*SOURCE RECORDS*:
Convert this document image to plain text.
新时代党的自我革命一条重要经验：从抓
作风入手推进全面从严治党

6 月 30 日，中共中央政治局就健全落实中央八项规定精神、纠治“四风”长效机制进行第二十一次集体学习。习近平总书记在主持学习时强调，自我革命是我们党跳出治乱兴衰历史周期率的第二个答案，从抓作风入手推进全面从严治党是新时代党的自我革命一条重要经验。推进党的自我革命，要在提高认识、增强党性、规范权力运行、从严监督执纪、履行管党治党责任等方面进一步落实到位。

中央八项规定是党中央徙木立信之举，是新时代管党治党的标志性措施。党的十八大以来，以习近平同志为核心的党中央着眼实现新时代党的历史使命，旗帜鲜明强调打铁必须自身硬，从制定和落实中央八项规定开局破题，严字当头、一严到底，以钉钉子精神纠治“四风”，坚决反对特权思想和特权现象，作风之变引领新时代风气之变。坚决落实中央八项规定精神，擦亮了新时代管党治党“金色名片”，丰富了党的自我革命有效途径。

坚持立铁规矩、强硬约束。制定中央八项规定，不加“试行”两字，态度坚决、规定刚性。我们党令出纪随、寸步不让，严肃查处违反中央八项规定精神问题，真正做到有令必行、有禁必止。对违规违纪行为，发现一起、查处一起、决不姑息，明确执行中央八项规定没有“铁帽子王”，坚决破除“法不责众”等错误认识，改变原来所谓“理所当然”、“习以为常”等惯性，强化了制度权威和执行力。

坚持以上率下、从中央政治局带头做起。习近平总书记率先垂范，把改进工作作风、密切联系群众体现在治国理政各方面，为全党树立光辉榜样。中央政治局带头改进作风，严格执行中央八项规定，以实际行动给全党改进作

---

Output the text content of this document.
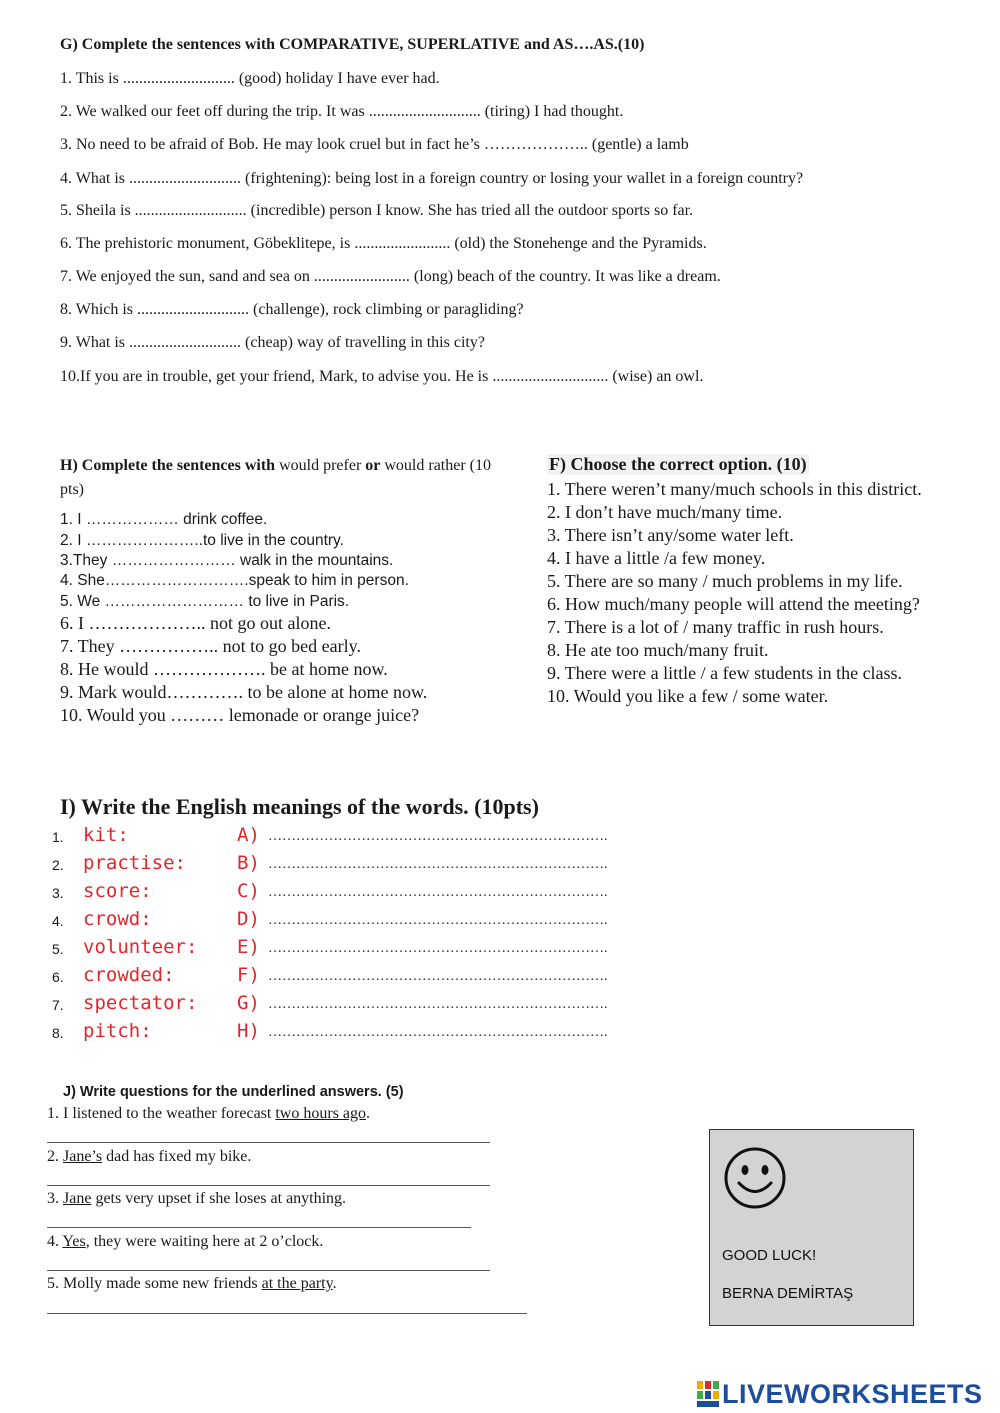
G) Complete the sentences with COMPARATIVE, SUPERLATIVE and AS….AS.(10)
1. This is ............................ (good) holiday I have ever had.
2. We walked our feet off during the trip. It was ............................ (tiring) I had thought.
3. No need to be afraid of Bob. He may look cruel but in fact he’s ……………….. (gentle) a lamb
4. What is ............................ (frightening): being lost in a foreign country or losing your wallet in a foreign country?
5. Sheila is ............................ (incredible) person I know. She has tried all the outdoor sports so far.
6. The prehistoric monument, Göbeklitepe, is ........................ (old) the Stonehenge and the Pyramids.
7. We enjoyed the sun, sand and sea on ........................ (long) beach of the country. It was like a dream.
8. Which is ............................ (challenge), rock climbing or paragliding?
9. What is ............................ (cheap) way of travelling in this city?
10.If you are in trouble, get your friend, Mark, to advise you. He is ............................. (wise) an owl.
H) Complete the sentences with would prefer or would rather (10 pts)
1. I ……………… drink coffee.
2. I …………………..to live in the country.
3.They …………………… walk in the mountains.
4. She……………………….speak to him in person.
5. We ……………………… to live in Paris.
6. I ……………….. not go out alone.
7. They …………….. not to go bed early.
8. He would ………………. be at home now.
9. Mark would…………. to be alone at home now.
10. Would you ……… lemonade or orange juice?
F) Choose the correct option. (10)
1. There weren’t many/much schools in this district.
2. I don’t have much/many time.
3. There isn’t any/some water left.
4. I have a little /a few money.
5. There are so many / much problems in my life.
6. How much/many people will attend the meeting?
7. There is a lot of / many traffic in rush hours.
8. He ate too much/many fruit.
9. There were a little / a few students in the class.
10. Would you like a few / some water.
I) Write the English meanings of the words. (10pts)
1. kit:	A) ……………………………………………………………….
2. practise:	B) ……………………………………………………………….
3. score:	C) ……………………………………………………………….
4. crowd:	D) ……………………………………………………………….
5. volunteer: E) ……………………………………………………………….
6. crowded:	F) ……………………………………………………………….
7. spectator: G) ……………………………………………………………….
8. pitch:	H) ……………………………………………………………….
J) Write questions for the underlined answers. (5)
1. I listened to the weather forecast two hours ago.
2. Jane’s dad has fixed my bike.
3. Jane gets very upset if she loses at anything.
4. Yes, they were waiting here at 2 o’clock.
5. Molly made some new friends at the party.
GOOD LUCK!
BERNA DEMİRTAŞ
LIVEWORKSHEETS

*WORK TO BE COMPLETED*: Answer with one number: how many lines in the listing hold "Jane".

*EXERCISE RESULT*: 2